▶ [EXTRACTED DATA]:
——————————

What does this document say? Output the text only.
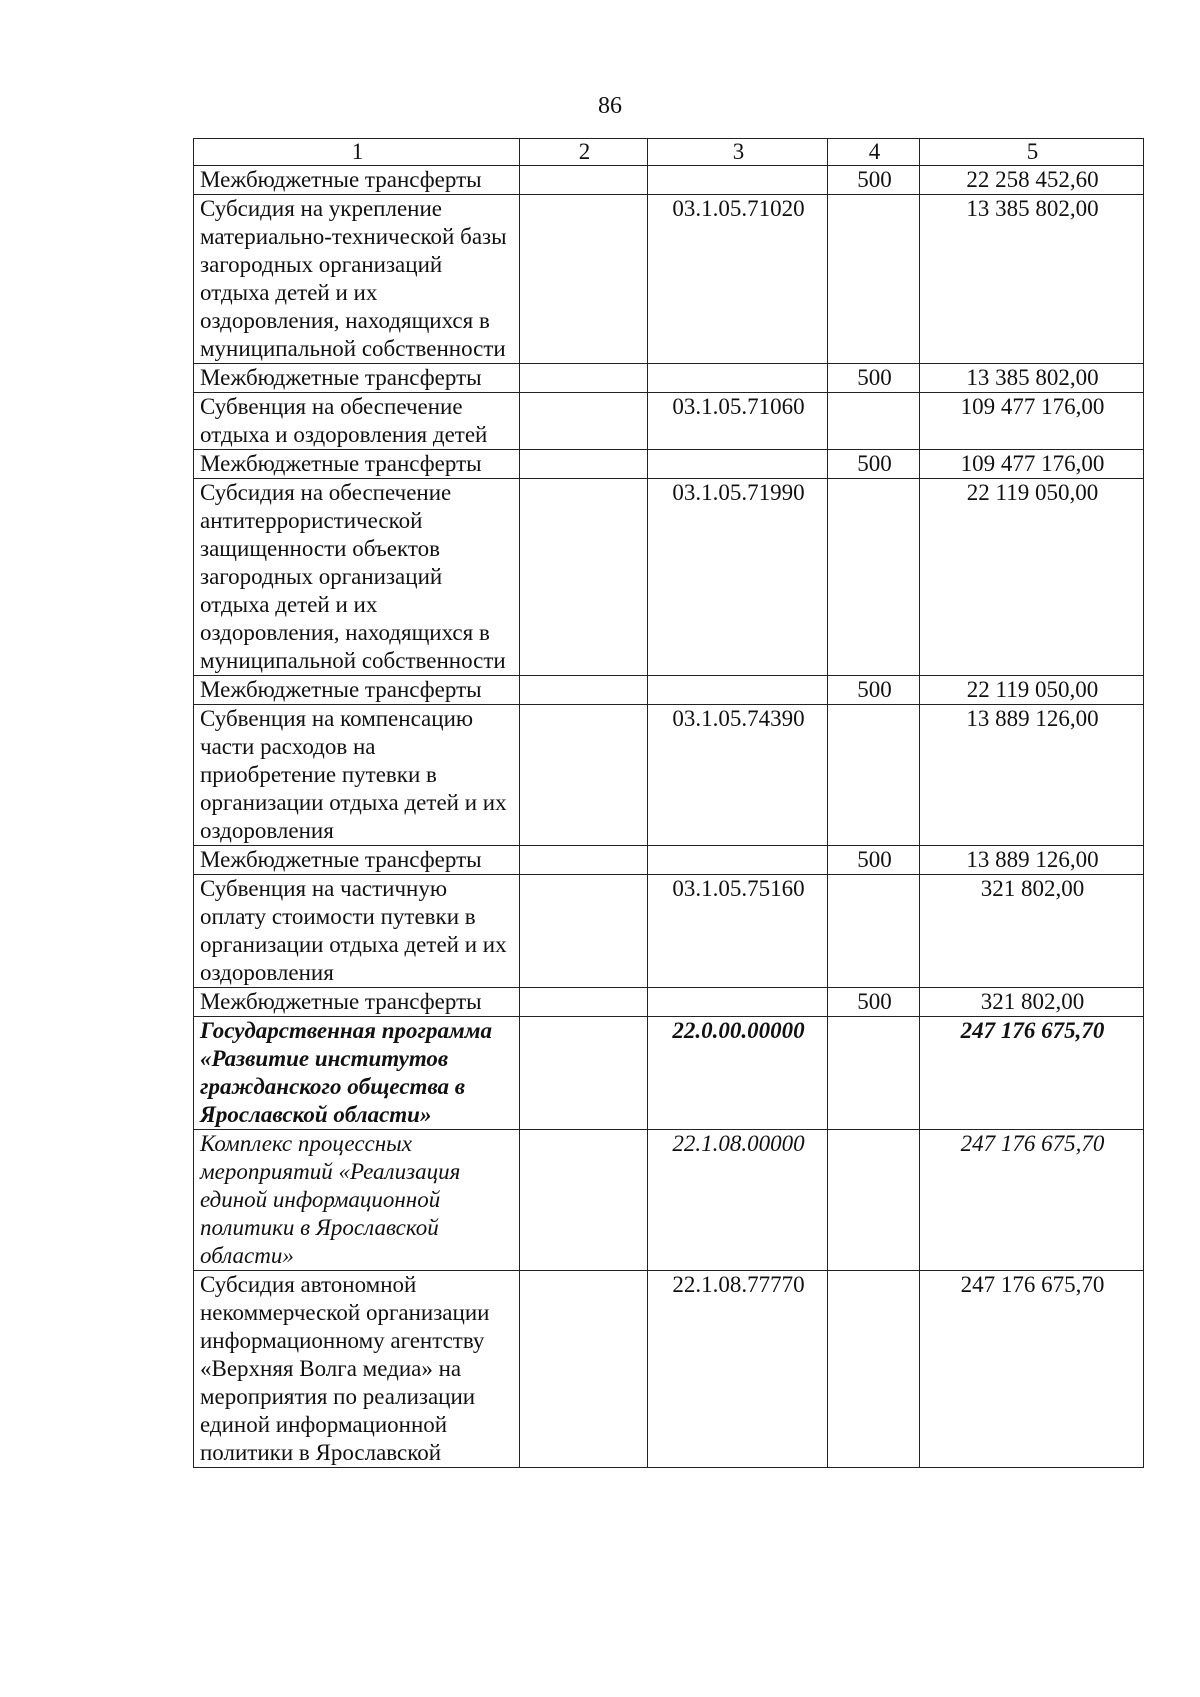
86
1	2	3	4	5
Межбюджетные трансферты			500	22 258 452,60
Субсидия на укрепление материально-технической базы загородных организаций отдыха детей и их оздоровления, находящихся в муниципальной собственности		03.1.05.71020		13 385 802,00
Межбюджетные трансферты			500	13 385 802,00
Субвенция на обеспечение отдыха и оздоровления детей		03.1.05.71060		109 477 176,00
Межбюджетные трансферты			500	109 477 176,00
Субсидия на обеспечение антитеррористической защищенности объектов загородных организаций отдыха детей и их оздоровления, находящихся в муниципальной собственности		03.1.05.71990		22 119 050,00
Межбюджетные трансферты			500	22 119 050,00
Субвенция на компенсацию части расходов на приобретение путевки в организации отдыха детей и их оздоровления		03.1.05.74390		13 889 126,00
Межбюджетные трансферты			500	13 889 126,00
Субвенция на частичную оплату стоимости путевки в организации отдыха детей и их оздоровления		03.1.05.75160		321 802,00
Межбюджетные трансферты			500	321 802,00
Государственная программа «Развитие институтов гражданского общества в Ярославской области»		22.0.00.00000		247 176 675,70
Комплекс процессных мероприятий «Реализация единой информационной политики в Ярославской области»		22.1.08.00000		247 176 675,70
Субсидия автономной некоммерческой организации информационному агентству «Верхняя Волга медиа» на мероприятия по реализации единой информационной политики в Ярославской		22.1.08.77770		247 176 675,70
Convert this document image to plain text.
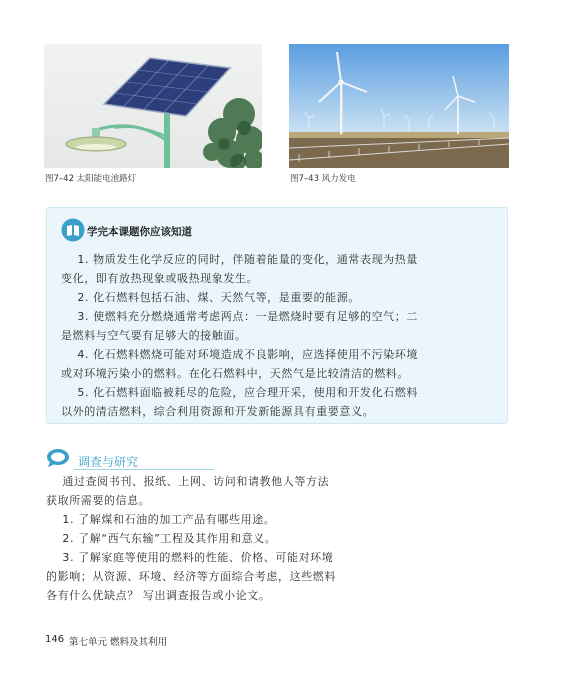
图7–42 太阳能电池路灯	图7–43 风力发电
学完本课题你应该知道
1. 物质发生化学反应的同时，伴随着能量的变化，通常表现为热量
变化，即有放热现象或吸热现象发生。
2. 化石燃料包括石油、煤、天然气等，是重要的能源。
3. 使燃料充分燃烧通常考虑两点：一是燃烧时要有足够的空气；二
是燃料与空气要有足够大的接触面。
4. 化石燃料燃烧可能对环境造成不良影响，应选择使用不污染环境
或对环境污染小的燃料。在化石燃料中，天然气是比较清洁的燃料。
5. 化石燃料面临被耗尽的危险，应合理开采，使用和开发化石燃料
以外的清洁燃料，综合利用资源和开发新能源具有重要意义。
调查与研究
通过查阅书刊、报纸、上网、访问和请教他人等方法
获取所需要的信息。
1. 了解煤和石油的加工产品有哪些用途。
2. 了解“西气东输”工程及其作用和意义。
3. 了解家庭等使用的燃料的性能、价格、可能对环境
的影响；从资源、环境、经济等方面综合考虑，这些燃料
各有什么优缺点？ 写出调查报告或小论文。
146 第七单元 燃料及其利用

——————————

▶ [WHAT YOU SHOULD DO]: Copy every line of the entries above in which "информационной" occurs.

▶ [FULL RESPONSE]:
Комплекс процессных мероприятий «Реализация единой информационной политики в Ярославской области»		22.1.08.00000		247 176 675,70
Субсидия автономной некоммерческой организации информационному агентству «Верхняя Волга медиа» на мероприятия по реализации единой информационной политики в Ярославской		22.1.08.77770		247 176 675,70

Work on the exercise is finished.